**PROBLEMA 1:**
Responda com base no texto sobre a lei penal:
(a) Em que ano Galdino de Jesus dos Santos foi queimado vivo em Brasília?
(b) Qual era o valor do boné cujo furto levou a uma condenação de dois anos?
(c) Em que data o Tribunal de Justiça concedeu liberdade provisória ao promotor Thales Ferri Schoedl?
**PROBLEMA 2:**
Transcreva sem nenhuma alteração as linhas dos registros desde o começo até a linha que contém "cell-size: 9.68 KB (393, 146, 465, 165)", incluindo esta.

**FONTE:**
════════════════
2. Lei Penal para quem?
Em 1997, Galdino de Jesus dos Santos, um chefe indígena que estava de visita em Brasília, foi queimado vivo enquanto dormia numa parada de ônibus. Cinco rapazes de boa família, que andavam farreando, jogaram álcool nele e lhe tocaram fogo. Pensamos que era um mendigo, justificaram eles.[3] Um ano depois, a justiça brasileira lhes aplicou penas alternativas, pois não se tratava de um caso de homicídio qualificado. O relator do Tribunal de Justiça do Distrito Federal explicou que os rapazes tinham utilizado apenas a metade do combustível que possuíam e isto provava que tinham atuado movidos pelo ânimo de brincar, não de matar.
Alguns anos mais tarde, Maria Aparecida de Matos, 24 anos, empregada doméstica que só sabe desenhar o nome, mãe de dois filhos pequenos, completou mais de onze meses na prisão. Ela foi acusada de tentativa de furto de um xampu e um condicionar, no valor de R$ 24,00 de uma farmácia de São Paulo. [4]
Maria Aparecida foi protagonista de uma discussão jurídica sobre a prisão para crimes de valor irrisório e de baixa periculosidade. Após esse longo período de isolamento, Ministros do Supremo Tribunal Federal defenderam a aplicação do princípio da insignificância[5]. Em 2004, o mesmo Tribunal suspendeu processos contra dois jovens, um de São Paulo e outro de Mato Grosso do Sul, em situações semelhantes à de Maria Aparecida. Um deles tinha sido condenado a dois anos pelo furto de um boné no valor de R$ 10,00. Outro recebeu a pena de oito meses pelo furto de uma fita de videogame avaliado em R$ 25,00.
Quanto a Maria Aparecida, a Liberdade Provisória foi negada. No pedido, a defesa solicitou ao Tribunal de Justiça a mesma avaliação que fez ao caso do promotor de Justiça Thales Ferri Schoedl. Ele havia sido preso em flagrante por ter matado com disparos de arma de fogo um jovem, além de ferir outro, em dezembro de 2004. Na ocasião, Schoedl alegava legítima defesa. Em 16 de fevereiro de 2005, o Tribunal de Justiça concedeu liberdade provisória ao promotor[6].
════════════════
**REGISTROS FORNECIDOS:**

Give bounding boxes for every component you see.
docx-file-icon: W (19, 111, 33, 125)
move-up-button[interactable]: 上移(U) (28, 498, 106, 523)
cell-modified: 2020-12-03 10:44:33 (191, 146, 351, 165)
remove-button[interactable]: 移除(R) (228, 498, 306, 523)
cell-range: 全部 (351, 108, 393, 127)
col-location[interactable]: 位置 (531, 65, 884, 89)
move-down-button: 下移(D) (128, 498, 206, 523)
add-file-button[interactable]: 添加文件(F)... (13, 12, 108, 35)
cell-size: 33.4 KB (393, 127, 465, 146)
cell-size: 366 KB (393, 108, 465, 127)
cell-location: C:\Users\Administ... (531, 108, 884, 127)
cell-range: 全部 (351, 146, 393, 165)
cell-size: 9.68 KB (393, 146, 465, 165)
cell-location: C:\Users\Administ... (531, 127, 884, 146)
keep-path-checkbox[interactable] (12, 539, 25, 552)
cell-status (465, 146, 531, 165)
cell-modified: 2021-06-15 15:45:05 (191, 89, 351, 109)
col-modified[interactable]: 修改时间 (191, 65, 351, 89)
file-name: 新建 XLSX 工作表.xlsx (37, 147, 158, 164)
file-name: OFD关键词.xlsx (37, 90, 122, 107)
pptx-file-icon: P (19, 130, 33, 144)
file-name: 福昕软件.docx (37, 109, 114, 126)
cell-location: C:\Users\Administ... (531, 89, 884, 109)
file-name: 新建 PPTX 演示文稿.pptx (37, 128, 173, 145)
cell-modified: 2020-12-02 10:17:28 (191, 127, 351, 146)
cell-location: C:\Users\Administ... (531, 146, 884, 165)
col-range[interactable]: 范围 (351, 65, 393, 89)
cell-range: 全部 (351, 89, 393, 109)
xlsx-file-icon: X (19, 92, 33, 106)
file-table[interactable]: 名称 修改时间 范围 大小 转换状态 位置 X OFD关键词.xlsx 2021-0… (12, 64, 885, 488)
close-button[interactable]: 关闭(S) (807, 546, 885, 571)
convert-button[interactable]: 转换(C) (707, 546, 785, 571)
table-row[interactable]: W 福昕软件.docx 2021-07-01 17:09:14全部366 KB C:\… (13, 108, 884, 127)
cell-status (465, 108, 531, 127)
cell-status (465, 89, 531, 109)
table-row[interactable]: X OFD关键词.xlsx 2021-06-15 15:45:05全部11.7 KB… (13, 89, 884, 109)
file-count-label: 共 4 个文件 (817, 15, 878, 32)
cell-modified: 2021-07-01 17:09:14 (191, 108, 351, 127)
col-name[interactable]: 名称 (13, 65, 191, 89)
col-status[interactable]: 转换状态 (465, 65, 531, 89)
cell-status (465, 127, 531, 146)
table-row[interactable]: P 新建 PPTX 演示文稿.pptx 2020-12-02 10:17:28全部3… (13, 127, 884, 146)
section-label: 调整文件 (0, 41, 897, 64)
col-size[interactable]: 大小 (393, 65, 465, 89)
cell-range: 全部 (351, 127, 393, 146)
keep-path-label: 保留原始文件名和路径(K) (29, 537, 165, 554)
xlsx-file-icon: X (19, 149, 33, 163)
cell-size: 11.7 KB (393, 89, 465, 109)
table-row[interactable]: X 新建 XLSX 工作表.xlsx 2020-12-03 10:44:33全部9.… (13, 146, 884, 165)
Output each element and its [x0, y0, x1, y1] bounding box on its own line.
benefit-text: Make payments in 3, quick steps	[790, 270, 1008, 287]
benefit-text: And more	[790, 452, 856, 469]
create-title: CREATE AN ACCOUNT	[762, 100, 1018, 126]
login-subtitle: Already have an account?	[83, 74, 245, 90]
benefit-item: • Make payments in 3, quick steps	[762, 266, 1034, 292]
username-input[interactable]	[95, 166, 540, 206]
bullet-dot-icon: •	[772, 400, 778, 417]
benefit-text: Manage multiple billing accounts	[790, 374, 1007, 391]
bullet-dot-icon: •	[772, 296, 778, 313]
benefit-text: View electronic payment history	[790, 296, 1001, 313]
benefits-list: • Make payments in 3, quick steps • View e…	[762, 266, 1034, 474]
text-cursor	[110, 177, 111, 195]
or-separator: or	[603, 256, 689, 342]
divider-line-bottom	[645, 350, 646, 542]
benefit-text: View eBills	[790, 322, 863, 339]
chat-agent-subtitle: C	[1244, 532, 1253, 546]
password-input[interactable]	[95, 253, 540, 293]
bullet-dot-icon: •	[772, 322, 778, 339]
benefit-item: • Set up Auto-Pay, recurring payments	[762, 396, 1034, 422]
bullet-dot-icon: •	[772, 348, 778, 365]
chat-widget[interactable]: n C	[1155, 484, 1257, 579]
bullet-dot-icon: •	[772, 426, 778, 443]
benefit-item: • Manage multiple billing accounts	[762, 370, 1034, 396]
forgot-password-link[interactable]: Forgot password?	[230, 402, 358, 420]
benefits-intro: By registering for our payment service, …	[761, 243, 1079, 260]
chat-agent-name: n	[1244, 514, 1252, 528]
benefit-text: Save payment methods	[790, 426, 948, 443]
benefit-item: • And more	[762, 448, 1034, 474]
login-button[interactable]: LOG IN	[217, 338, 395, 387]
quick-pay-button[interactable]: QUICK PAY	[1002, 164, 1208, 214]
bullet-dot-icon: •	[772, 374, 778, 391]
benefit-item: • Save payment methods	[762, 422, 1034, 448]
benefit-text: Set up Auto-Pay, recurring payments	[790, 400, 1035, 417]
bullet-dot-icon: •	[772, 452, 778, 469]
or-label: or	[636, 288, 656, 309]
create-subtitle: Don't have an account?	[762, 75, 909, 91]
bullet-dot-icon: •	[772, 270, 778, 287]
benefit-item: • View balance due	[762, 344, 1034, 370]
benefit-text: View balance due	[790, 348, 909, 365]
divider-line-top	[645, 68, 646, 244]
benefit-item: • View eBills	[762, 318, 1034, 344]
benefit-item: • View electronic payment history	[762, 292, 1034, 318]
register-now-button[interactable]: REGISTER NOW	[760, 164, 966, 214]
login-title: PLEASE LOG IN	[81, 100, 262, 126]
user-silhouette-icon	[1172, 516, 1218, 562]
════════════════
**RESULTADO DO EXERCÍCIO 1:**
(a) Em 1997.
(b) R$ 10,00.
(c) Em 16 de fevereiro de 2005.

**RESULTADO DO EXERCÍCIO 2:**
Give bounding boxes for every component you see.
docx-file-icon: W (19, 111, 33, 125)
move-up-button[interactable]: 上移(U) (28, 498, 106, 523)
cell-modified: 2020-12-03 10:44:33 (191, 146, 351, 165)
remove-button[interactable]: 移除(R) (228, 498, 306, 523)
cell-range: 全部 (351, 108, 393, 127)
col-location[interactable]: 位置 (531, 65, 884, 89)
move-down-button: 下移(D) (128, 498, 206, 523)
add-file-button[interactable]: 添加文件(F)... (13, 12, 108, 35)
cell-size: 33.4 KB (393, 127, 465, 146)
cell-size: 366 KB (393, 108, 465, 127)
cell-location: C:\Users\Administ... (531, 108, 884, 127)
cell-range: 全部 (351, 146, 393, 165)
cell-size: 9.68 KB (393, 146, 465, 165)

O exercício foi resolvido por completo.